Source data:
####
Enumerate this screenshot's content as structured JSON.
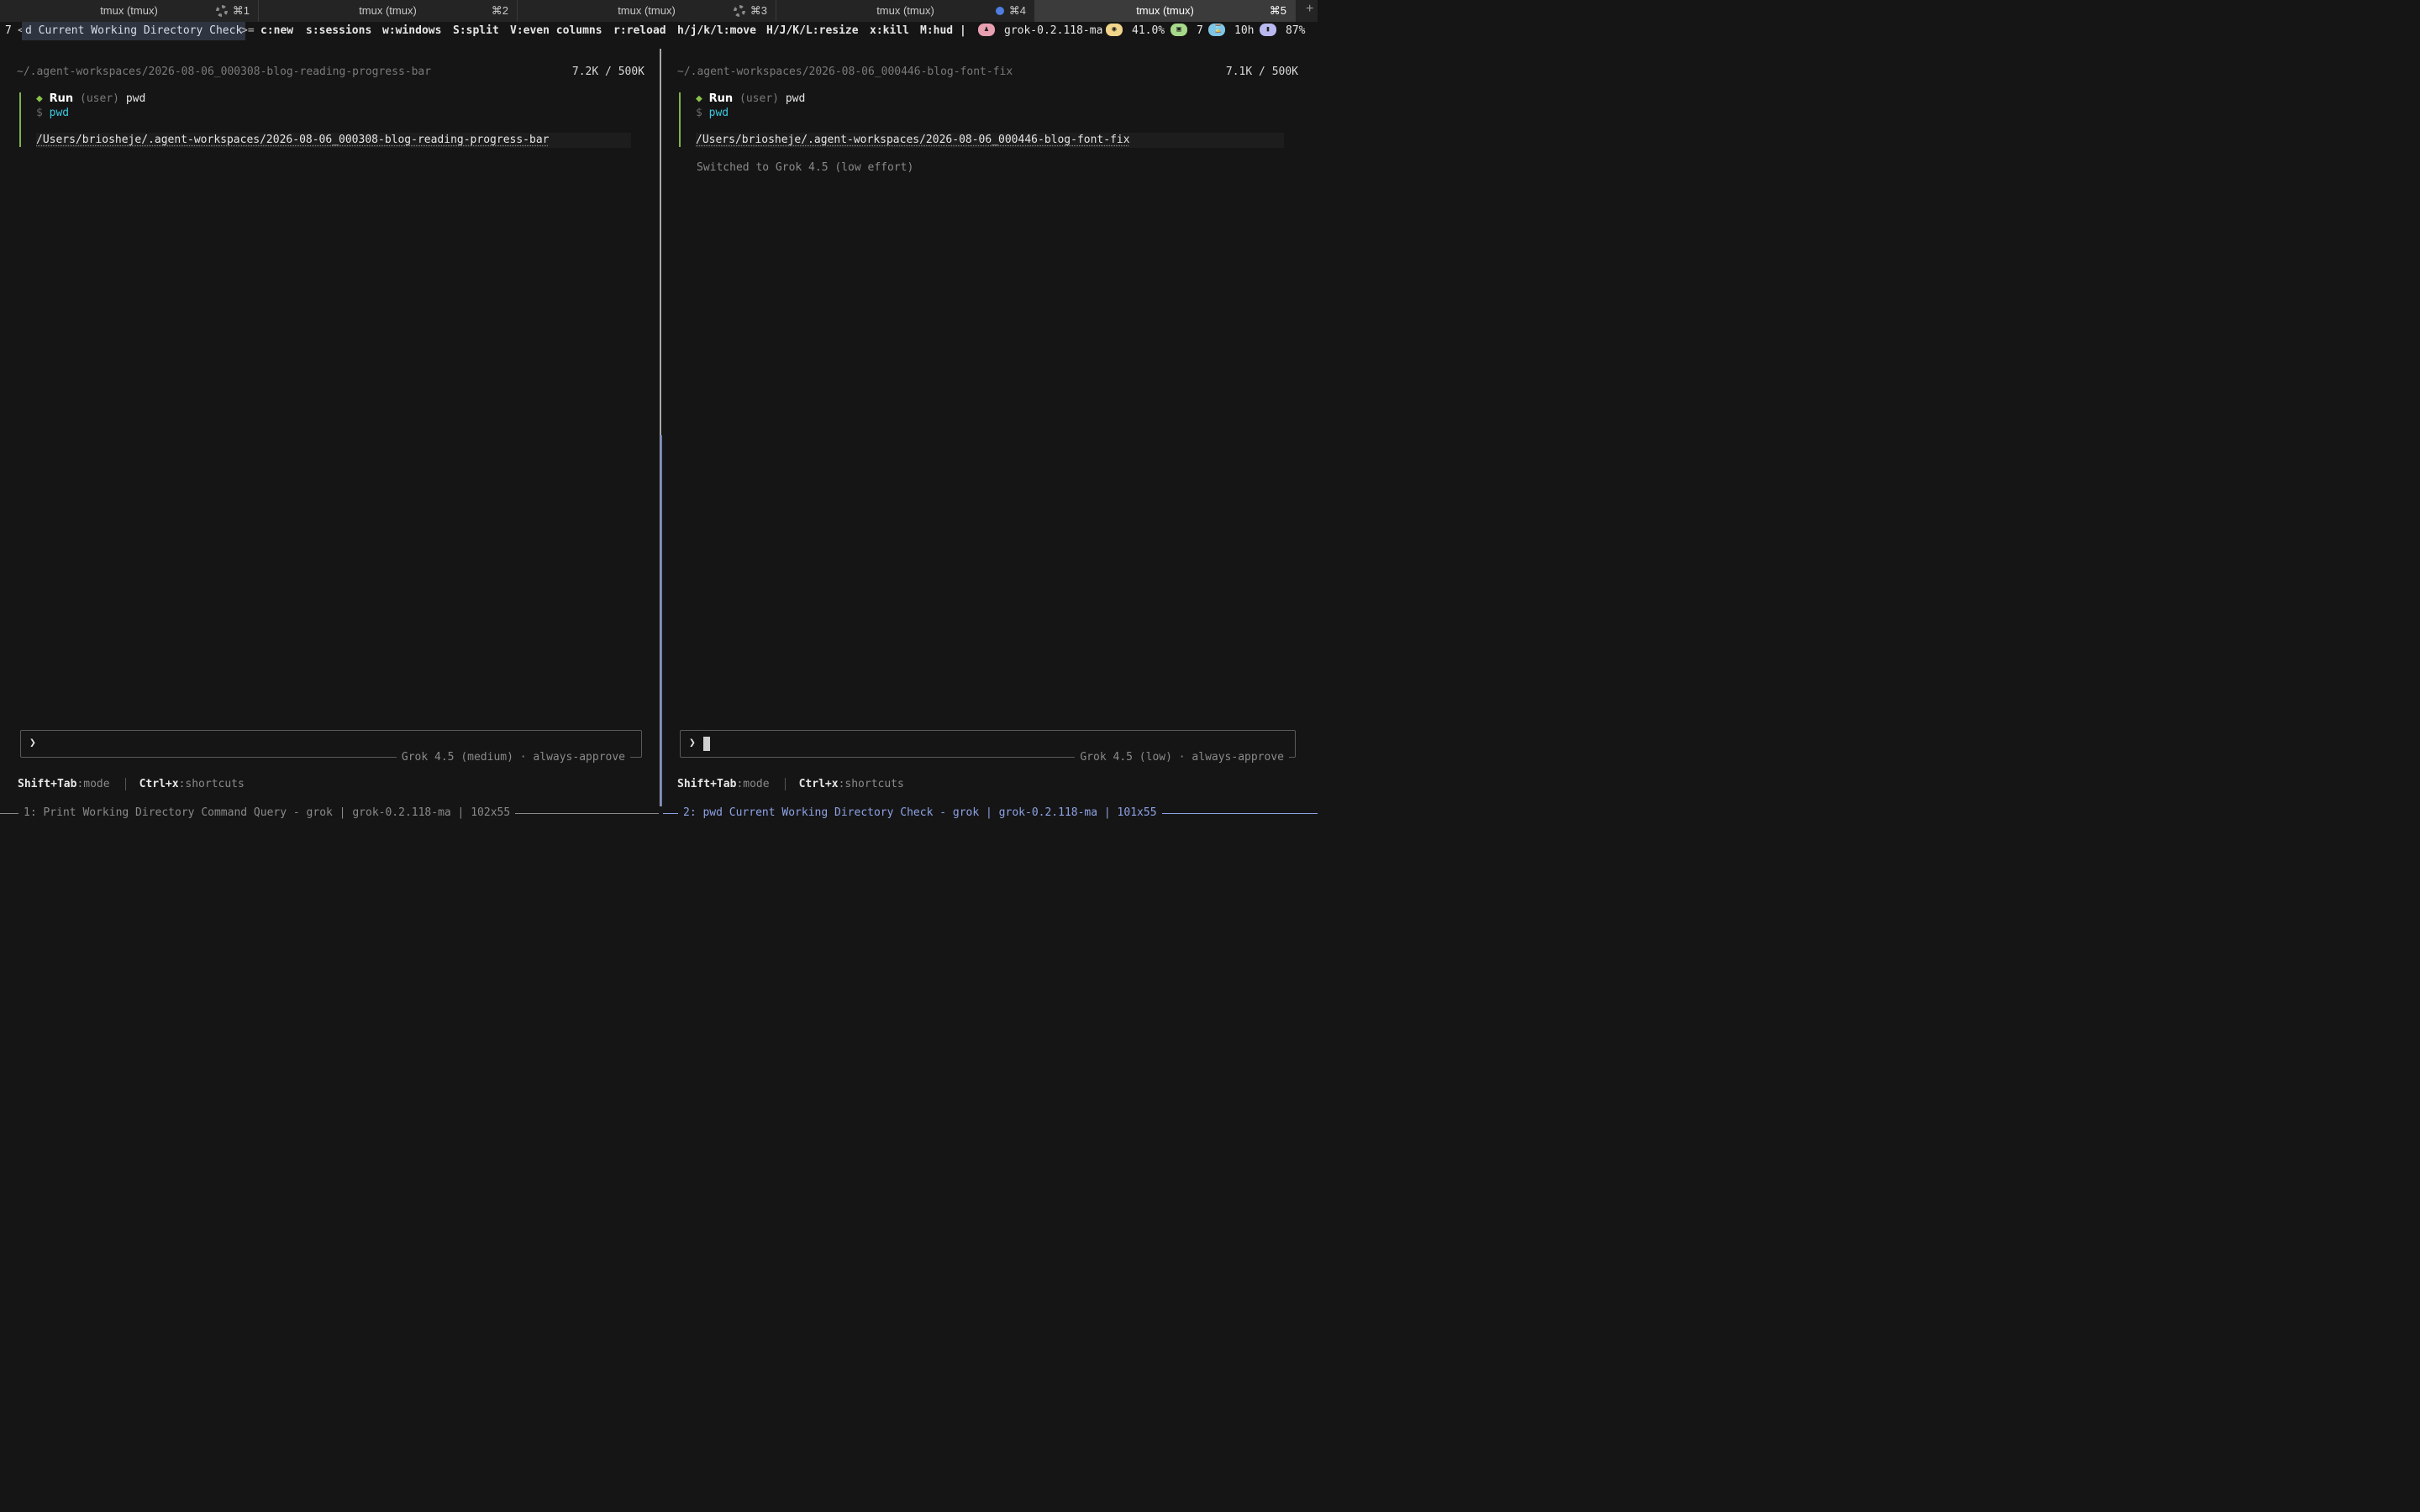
{
  "tabs": [
    {
      "title": "tmux (tmux)",
      "shortcut": "⌘1",
      "indicator": "spinner"
    },
    {
      "title": "tmux (tmux)",
      "shortcut": "⌘2",
      "indicator": "none"
    },
    {
      "title": "tmux (tmux)",
      "shortcut": "⌘3",
      "indicator": "spinner"
    },
    {
      "title": "tmux (tmux)",
      "shortcut": "⌘4",
      "indicator": "blue-dot"
    },
    {
      "title": "tmux (tmux)",
      "shortcut": "⌘5",
      "indicator": "none",
      "active": true
    }
  ],
  "new_tab_label": "+",
  "status": {
    "session_number": "7",
    "session_prefix": "<",
    "session_name": "d Current Working Directory Check ",
    "session_suffix": ">=",
    "keys": [
      "c:new",
      "s:sessions",
      "w:windows",
      "S:split",
      "V:even columns",
      "r:reload",
      "h/j/k/l:move",
      "H/J/K/L:resize",
      "x:kill",
      "M:hud",
      "|"
    ],
    "model": "grok-0.2.118-ma",
    "cpu": "41.0%",
    "windows": "7",
    "uptime": "10h",
    "battery": "87%",
    "badge_colors": {
      "model": "#e8a0b0",
      "cpu": "#f0d58a",
      "windows": "#a6d98a",
      "uptime": "#7fc6e6",
      "battery": "#b9b9f0"
    }
  },
  "panes": {
    "left": {
      "workspace_path": "~/.agent-workspaces/2026-08-06_000308-blog-reading-progress-bar",
      "tokens": "7.2K / 500K",
      "run_label": "Run",
      "run_user": "(user)",
      "run_cmd": "pwd",
      "prompt_symbol": "$",
      "prompt_cmd": "pwd",
      "output": "/Users/briosheje/.agent-workspaces/2026-08-06_000308-blog-reading-progress-bar",
      "input_chevron": "❯",
      "model_label": "Grok 4.5 (medium) · always-approve",
      "hint_mode_key": "Shift+Tab",
      "hint_mode_text": ":mode",
      "hint_shortcut_key": "Ctrl+x",
      "hint_shortcut_text": ":shortcuts",
      "bottom_title": "1: Print Working Directory Command Query - grok | grok-0.2.118-ma | 102x55"
    },
    "right": {
      "workspace_path": "~/.agent-workspaces/2026-08-06_000446-blog-font-fix",
      "tokens": "7.1K / 500K",
      "run_label": "Run",
      "run_user": "(user)",
      "run_cmd": "pwd",
      "prompt_symbol": "$",
      "prompt_cmd": "pwd",
      "output": "/Users/briosheje/.agent-workspaces/2026-08-06_000446-blog-font-fix",
      "notice": "Switched to Grok 4.5 (low effort)",
      "input_chevron": "❯",
      "model_label": "Grok 4.5 (low) · always-approve",
      "hint_mode_key": "Shift+Tab",
      "hint_mode_text": ":mode",
      "hint_shortcut_key": "Ctrl+x",
      "hint_shortcut_text": ":shortcuts",
      "bottom_title": "2: pwd Current Working Directory Check - grok | grok-0.2.118-ma | 101x55"
    }
  },
  "colors": {
    "background": "#151515",
    "accent_green": "#7fb34a",
    "accent_cyan": "#3cc7e0",
    "active_pane_border": "#8ea2e6"
  }
}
####
■ The request: The records above are to be restated exactly, without their pictures.

■ Answer:
Enumerate this screenshot's content as structured JSON.
{
  "tabs": [
    {
      "title": "tmux (tmux)",
      "shortcut": "⌘1",
      "indicator": "spinner"
    },
    {
      "title": "tmux (tmux)",
      "shortcut": "⌘2",
      "indicator": "none"
    },
    {
      "title": "tmux (tmux)",
      "shortcut": "⌘3",
      "indicator": "spinner"
    },
    {
      "title": "tmux (tmux)",
      "shortcut": "⌘4",
      "indicator": "blue-dot"
    },
    {
      "title": "tmux (tmux)",
      "shortcut": "⌘5",
      "indicator": "none",
      "active": true
    }
  ],
  "new_tab_label": "+",
  "status": {
    "session_number": "7",
    "session_prefix": "<",
    "session_name": "d Current Working Directory Check ",
    "session_suffix": ">=",
    "keys": [
      "c:new",
      "s:sessions",
      "w:windows",
      "S:split",
      "V:even columns",
      "r:reload",
      "h/j/k/l:move",
      "H/J/K/L:resize",
      "x:kill",
      "M:hud",
      "|"
    ],
    "model": "grok-0.2.118-ma",
    "cpu": "41.0%",
    "windows": "7",
    "uptime": "10h",
    "battery": "87%",
    "badge_colors": {
      "model": "#e8a0b0",
      "cpu": "#f0d58a",
      "windows": "#a6d98a",
      "uptime": "#7fc6e6",
      "battery": "#b9b9f0"
    }
  },
  "panes": {
    "left": {
      "workspace_path": "~/.agent-workspaces/2026-08-06_000308-blog-reading-progress-bar",
      "tokens": "7.2K / 500K",
      "run_label": "Run",
      "run_user": "(user)",
      "run_cmd": "pwd",
      "prompt_symbol": "$",
      "prompt_cmd": "pwd",
      "output": "/Users/briosheje/.agent-workspaces/2026-08-06_000308-blog-reading-progress-bar",
      "input_chevron": "❯",
      "model_label": "Grok 4.5 (medium) · always-approve",
      "hint_mode_key": "Shift+Tab",
      "hint_mode_text": ":mode",
      "hint_shortcut_key": "Ctrl+x",
      "hint_shortcut_text": ":shortcuts",
      "bottom_title": "1: Print Working Directory Command Query - grok | grok-0.2.118-ma | 102x55"
    },
    "right": {
      "workspace_path": "~/.agent-workspaces/2026-08-06_000446-blog-font-fix",
      "tokens": "7.1K / 500K",
      "run_label": "Run",
      "run_user": "(user)",
      "run_cmd": "pwd",
      "prompt_symbol": "$",
      "prompt_cmd": "pwd",
      "output": "/Users/briosheje/.agent-workspaces/2026-08-06_000446-blog-font-fix",
      "notice": "Switched to Grok 4.5 (low effort)",
      "input_chevron": "❯",
      "model_label": "Grok 4.5 (low) · always-approve",
      "hint_mode_key": "Shift+Tab",
      "hint_mode_text": ":mode",
      "hint_shortcut_key": "Ctrl+x",
      "hint_shortcut_text": ":shortcuts",
      "bottom_title": "2: pwd Current Working Directory Check - grok | grok-0.2.118-ma | 101x55"
    }
  },
  "colors": {
    "background": "#151515",
    "accent_green": "#7fb34a",
    "accent_cyan": "#3cc7e0",
    "active_pane_border": "#8ea2e6"
  }
}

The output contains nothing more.